#### THE PROBLEM:
Please copy out all of the rows below word for word, leaving out the pictures.

#### Image element box records:

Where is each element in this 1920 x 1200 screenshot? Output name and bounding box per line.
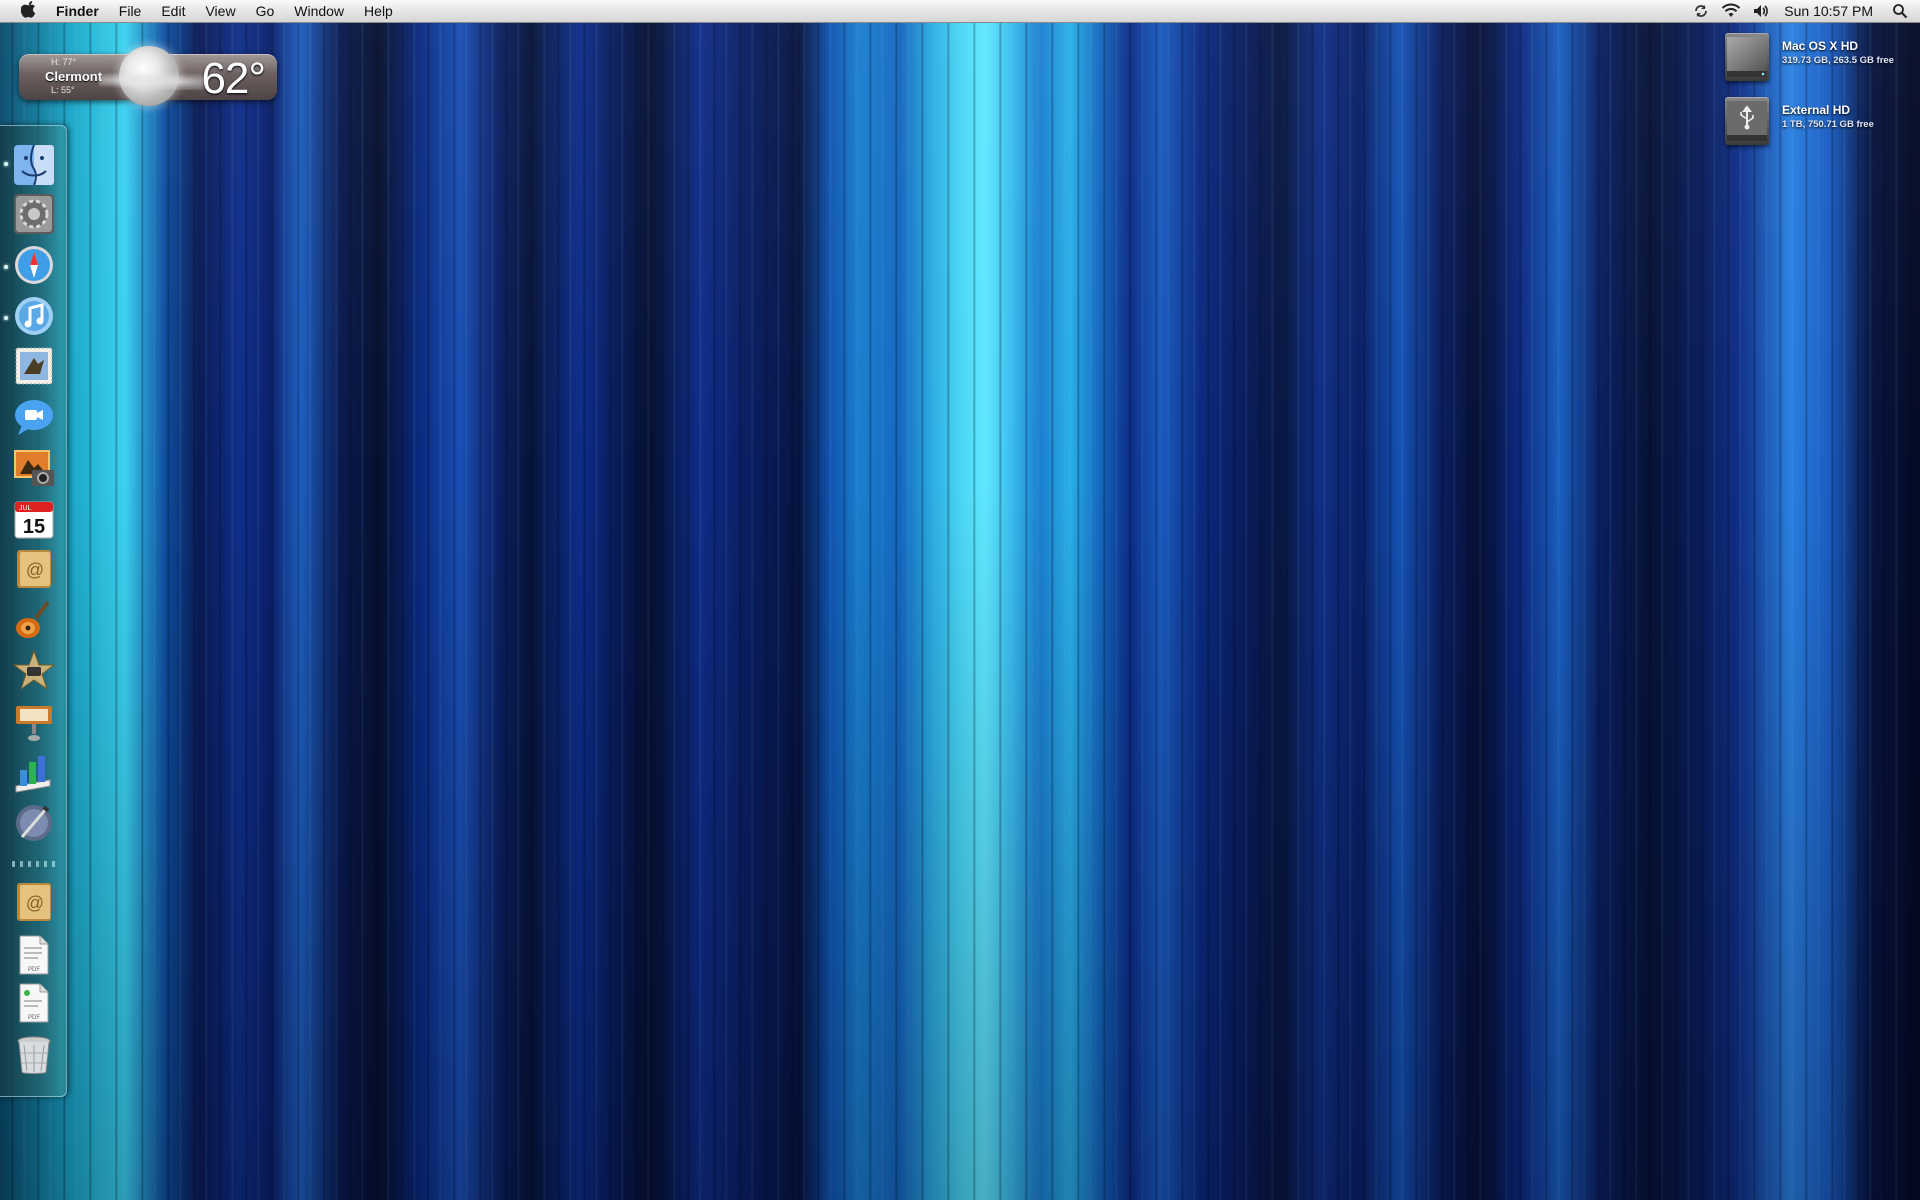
- dock-safari-icon[interactable]: [12, 243, 56, 287]
- desktop-drive-external-hd[interactable]: External HD 1 TB, 750.71 GB free: [1725, 97, 1920, 147]
- menu-app-finder[interactable]: Finder: [54, 0, 109, 22]
- dock-pdf-document-icon[interactable]: PDF: [12, 933, 56, 977]
- menu-view[interactable]: View: [195, 0, 245, 22]
- drive-name: External HD: [1782, 103, 1851, 117]
- svg-text:@: @: [26, 560, 44, 580]
- running-indicator: [4, 162, 8, 166]
- menu-clock[interactable]: Sun 10:57 PM: [1776, 3, 1885, 19]
- desktop-drive-mac-os-x-hd[interactable]: Mac OS X HD 319.73 GB, 263.5 GB free: [1725, 33, 1920, 83]
- apple-logo-icon: [20, 0, 36, 18]
- desktop-wallpaper[interactable]: [0, 0, 1920, 1200]
- ical-month: JUL: [19, 505, 32, 512]
- dock-address-book-stack-icon[interactable]: @: [12, 880, 56, 924]
- wifi-icon[interactable]: [1719, 0, 1743, 22]
- dock-keynote-icon[interactable]: [12, 700, 56, 744]
- dock-iphoto-icon[interactable]: [12, 446, 56, 490]
- wallpaper-shade: [0, 0, 1920, 1200]
- menu-extras: Sun 10:57 PM: [1686, 0, 1920, 22]
- weather-city: Clermont: [45, 69, 103, 84]
- menu-window[interactable]: Window: [284, 0, 354, 22]
- running-indicator: [4, 316, 8, 320]
- drive-info: 1 TB, 750.71 GB free: [1782, 119, 1874, 130]
- dock-pdf-document-icon[interactable]: PDF: [12, 981, 56, 1025]
- drive-info: 319.73 GB, 263.5 GB free: [1782, 55, 1894, 66]
- external-usb-drive-icon: [1725, 97, 1769, 145]
- menu-file[interactable]: File: [109, 0, 152, 22]
- weather-widget[interactable]: H: 77° Clermont L: 55° 62°: [19, 46, 277, 106]
- internal-hard-drive-icon: [1725, 33, 1769, 81]
- dock-trash-icon[interactable]: [12, 1033, 56, 1077]
- time-machine-sync-icon[interactable]: [1689, 0, 1713, 22]
- dock-script-editor-icon[interactable]: [12, 801, 56, 845]
- dock-ical-icon[interactable]: JUL 15: [12, 497, 56, 541]
- svg-text:PDF: PDF: [28, 967, 40, 973]
- dock-separator: [12, 861, 56, 867]
- menu-bar: Finder File Edit View Go Window Help Sun…: [0, 0, 1920, 23]
- dock-imovie-icon[interactable]: [12, 649, 56, 693]
- dock-address-book-icon[interactable]: @: [12, 547, 56, 591]
- menu-help[interactable]: Help: [354, 0, 403, 22]
- drive-name: Mac OS X HD: [1782, 39, 1859, 53]
- dock-finder-icon[interactable]: [12, 143, 56, 187]
- spotlight-search-icon[interactable]: [1888, 0, 1912, 22]
- ical-day: 15: [23, 516, 45, 538]
- svg-text:@: @: [26, 893, 44, 913]
- dock-ichat-icon[interactable]: [12, 395, 56, 439]
- dock-garageband-icon[interactable]: [12, 598, 56, 642]
- svg-text:PDF: PDF: [28, 1015, 40, 1021]
- weather-temperature: 62°: [201, 54, 266, 103]
- volume-icon[interactable]: [1749, 0, 1773, 22]
- apple-menu-icon[interactable]: [18, 0, 40, 23]
- cloud-icon: [99, 70, 209, 90]
- dock-mail-icon[interactable]: [12, 344, 56, 388]
- dock-system-preferences-icon[interactable]: [12, 192, 56, 236]
- weather-low: L: 55°: [51, 85, 75, 95]
- menu-edit[interactable]: Edit: [151, 0, 195, 22]
- dock-numbers-icon[interactable]: [12, 750, 56, 794]
- menu-go[interactable]: Go: [246, 0, 285, 22]
- weather-high: H: 77°: [51, 57, 77, 67]
- dock: JUL 15 @ @ PDF PDF: [0, 125, 67, 1097]
- running-indicator: [4, 265, 8, 269]
- dock-itunes-icon[interactable]: [12, 294, 56, 338]
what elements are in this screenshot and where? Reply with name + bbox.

#### EXERCISE ANSWER:
Where is each element in this 1920 x 1200 screenshot? Output name and bounding box per line.
- dock-safari-icon[interactable]: [12, 243, 56, 287]
- desktop-drive-external-hd[interactable]: External HD 1 TB, 750.71 GB free: [1725, 97, 1920, 147]
- menu-app-finder[interactable]: Finder: [54, 0, 109, 22]
- dock-pdf-document-icon[interactable]: PDF: [12, 933, 56, 977]
- menu-view[interactable]: View: [195, 0, 245, 22]
- drive-name: External HD: [1782, 103, 1851, 117]
- svg-text:@: @: [26, 560, 44, 580]
- running-indicator: [4, 162, 8, 166]
- menu-clock[interactable]: Sun 10:57 PM: [1776, 3, 1885, 19]
- desktop-drive-mac-os-x-hd[interactable]: Mac OS X HD 319.73 GB, 263.5 GB free: [1725, 33, 1920, 83]
- apple-logo-icon: [20, 0, 36, 18]
- desktop-wallpaper[interactable]: [0, 0, 1920, 1200]
- ical-month: JUL: [19, 505, 32, 512]
- dock-address-book-stack-icon[interactable]: @: [12, 880, 56, 924]
- wifi-icon[interactable]: [1719, 0, 1743, 22]
- dock-keynote-icon[interactable]: [12, 700, 56, 744]
- dock-iphoto-icon[interactable]: [12, 446, 56, 490]
- wallpaper-shade: [0, 0, 1920, 1200]
- menu-extras: Sun 10:57 PM: [1686, 0, 1920, 22]
- weather-city: Clermont: [45, 69, 103, 84]
- menu-window[interactable]: Window: [284, 0, 354, 22]
- running-indicator: [4, 316, 8, 320]
- drive-info: 1 TB, 750.71 GB free: [1782, 119, 1874, 130]
- dock-pdf-document-icon[interactable]: PDF: [12, 981, 56, 1025]
- drive-info: 319.73 GB, 263.5 GB free: [1782, 55, 1894, 66]
- external-usb-drive-icon: [1725, 97, 1769, 145]
- menu-file[interactable]: File: [109, 0, 152, 22]
- weather-widget[interactable]: H: 77° Clermont L: 55° 62°: [19, 46, 277, 106]
- internal-hard-drive-icon: [1725, 33, 1769, 81]
- dock-trash-icon[interactable]: [12, 1033, 56, 1077]
- time-machine-sync-icon[interactable]: [1689, 0, 1713, 22]
- dock-script-editor-icon[interactable]: [12, 801, 56, 845]
- dock-ical-icon[interactable]: JUL 15: [12, 497, 56, 541]
- svg-text:PDF: PDF: [28, 967, 40, 973]
- dock-separator: [12, 861, 56, 867]
- menu-bar: Finder File Edit View Go Window Help Sun…: [0, 0, 1920, 23]
- dock-imovie-icon[interactable]: [12, 649, 56, 693]
- dock-address-book-icon[interactable]: @: [12, 547, 56, 591]
- menu-help[interactable]: Help: [354, 0, 403, 22]
- drive-name: Mac OS X HD: [1782, 39, 1859, 53]
- dock-finder-icon[interactable]: [12, 143, 56, 187]
- spotlight-search-icon[interactable]: [1888, 0, 1912, 22]
- ical-day: 15: [23, 516, 45, 538]
- svg-text:@: @: [26, 893, 44, 913]
- dock-ichat-icon[interactable]: [12, 395, 56, 439]
- dock-garageband-icon[interactable]: [12, 598, 56, 642]
- svg-text:PDF: PDF: [28, 1015, 40, 1021]
- weather-temperature: 62°: [201, 54, 266, 103]
- volume-icon[interactable]: [1749, 0, 1773, 22]
- apple-menu-icon[interactable]: [18, 0, 40, 23]
- cloud-icon: [99, 70, 209, 90]
- dock-mail-icon[interactable]: [12, 344, 56, 388]
- dock-system-preferences-icon[interactable]: [12, 192, 56, 236]
- weather-low: L: 55°: [51, 85, 75, 95]
- menu-edit[interactable]: Edit: [151, 0, 195, 22]
- dock-numbers-icon[interactable]: [12, 750, 56, 794]
- menu-go[interactable]: Go: [246, 0, 285, 22]
- weather-high: H: 77°: [51, 57, 77, 67]
- dock: JUL 15 @ @ PDF PDF: [0, 125, 67, 1097]
- running-indicator: [4, 265, 8, 269]
- dock-itunes-icon[interactable]: [12, 294, 56, 338]
what elements are in this screenshot and where? Reply with name + bbox.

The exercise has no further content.